▸ **What is needed**
Copy out each line of the data holding "kepada".

====================

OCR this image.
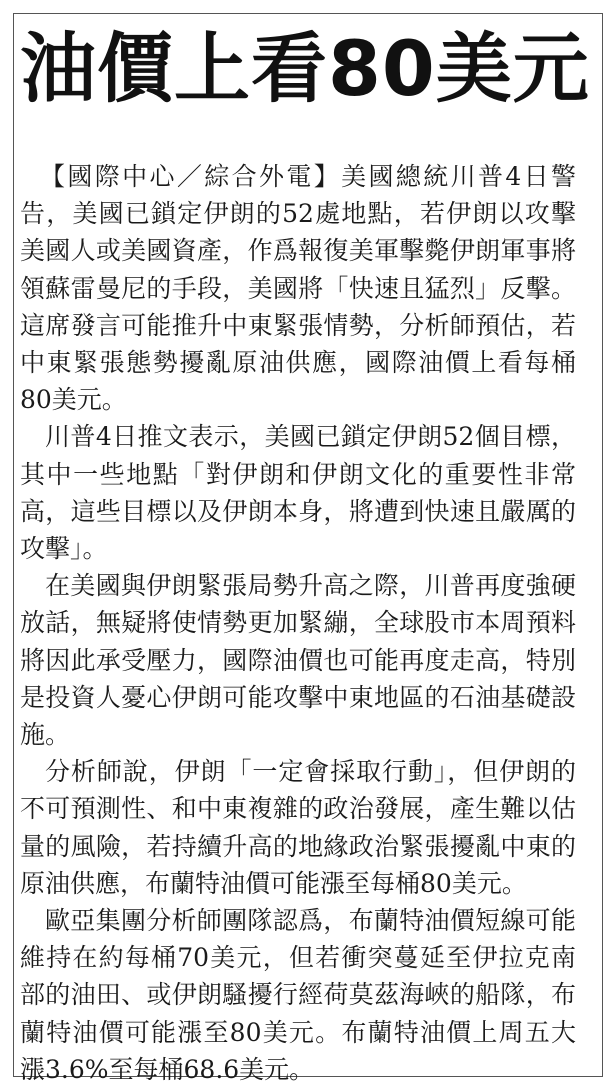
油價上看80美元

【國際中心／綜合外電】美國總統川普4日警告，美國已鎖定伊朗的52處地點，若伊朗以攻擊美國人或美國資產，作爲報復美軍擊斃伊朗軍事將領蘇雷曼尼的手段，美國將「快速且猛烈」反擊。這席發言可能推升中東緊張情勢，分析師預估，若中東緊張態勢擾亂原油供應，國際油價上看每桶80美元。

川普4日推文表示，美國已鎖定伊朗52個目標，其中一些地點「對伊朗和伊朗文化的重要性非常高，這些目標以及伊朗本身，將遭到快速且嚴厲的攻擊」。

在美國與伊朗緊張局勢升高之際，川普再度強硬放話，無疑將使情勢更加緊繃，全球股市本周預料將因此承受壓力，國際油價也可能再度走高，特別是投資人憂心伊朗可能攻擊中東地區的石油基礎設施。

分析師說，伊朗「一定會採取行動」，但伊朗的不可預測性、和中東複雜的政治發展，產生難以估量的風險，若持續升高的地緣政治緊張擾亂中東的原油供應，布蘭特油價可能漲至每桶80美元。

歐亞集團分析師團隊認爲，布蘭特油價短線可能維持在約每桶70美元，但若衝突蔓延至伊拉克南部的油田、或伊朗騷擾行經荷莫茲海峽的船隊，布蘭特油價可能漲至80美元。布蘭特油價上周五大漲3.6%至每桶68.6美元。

====================

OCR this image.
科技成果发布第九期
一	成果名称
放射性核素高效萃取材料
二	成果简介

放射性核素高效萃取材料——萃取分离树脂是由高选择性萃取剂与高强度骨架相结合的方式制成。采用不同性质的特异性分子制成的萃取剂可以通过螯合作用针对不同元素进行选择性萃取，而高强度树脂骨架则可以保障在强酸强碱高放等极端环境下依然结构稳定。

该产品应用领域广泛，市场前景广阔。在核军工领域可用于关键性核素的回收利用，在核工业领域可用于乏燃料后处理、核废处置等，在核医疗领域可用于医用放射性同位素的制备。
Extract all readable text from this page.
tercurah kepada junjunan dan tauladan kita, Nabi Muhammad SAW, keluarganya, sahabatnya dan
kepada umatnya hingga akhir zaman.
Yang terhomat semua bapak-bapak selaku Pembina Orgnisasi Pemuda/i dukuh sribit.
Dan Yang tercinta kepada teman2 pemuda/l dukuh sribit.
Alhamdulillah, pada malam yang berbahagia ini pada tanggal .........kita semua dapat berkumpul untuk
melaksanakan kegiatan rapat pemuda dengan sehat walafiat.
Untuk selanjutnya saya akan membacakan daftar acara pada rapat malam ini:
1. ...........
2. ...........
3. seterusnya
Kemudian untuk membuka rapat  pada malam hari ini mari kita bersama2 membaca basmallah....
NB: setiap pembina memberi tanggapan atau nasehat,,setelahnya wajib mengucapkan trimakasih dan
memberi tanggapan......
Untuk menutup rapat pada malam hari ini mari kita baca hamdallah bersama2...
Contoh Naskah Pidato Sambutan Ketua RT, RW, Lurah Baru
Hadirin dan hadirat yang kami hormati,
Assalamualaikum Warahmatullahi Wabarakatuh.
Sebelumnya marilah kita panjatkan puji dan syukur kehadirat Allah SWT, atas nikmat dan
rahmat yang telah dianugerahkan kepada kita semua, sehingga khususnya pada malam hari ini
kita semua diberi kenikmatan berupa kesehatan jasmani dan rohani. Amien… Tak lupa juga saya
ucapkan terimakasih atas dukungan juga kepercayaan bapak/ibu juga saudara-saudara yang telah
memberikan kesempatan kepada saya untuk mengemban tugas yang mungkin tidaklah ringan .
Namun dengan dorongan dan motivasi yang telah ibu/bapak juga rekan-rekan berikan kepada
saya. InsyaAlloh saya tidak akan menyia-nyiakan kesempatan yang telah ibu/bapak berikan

====================

▸ **Exercise answer**
tercurah kepada junjunan dan tauladan kita, Nabi Muhammad SAW, keluarganya, sahabatnya dan
kepada umatnya hingga akhir zaman.
Dan Yang tercinta kepada teman2 pemuda/l dukuh sribit.
rahmat yang telah dianugerahkan kepada kita semua, sehingga khususnya pada malam hari ini
memberikan kesempatan kepada saya untuk mengemban tugas yang mungkin tidaklah ringan .
Namun dengan dorongan dan motivasi yang telah ibu/bapak juga rekan-rekan berikan kepada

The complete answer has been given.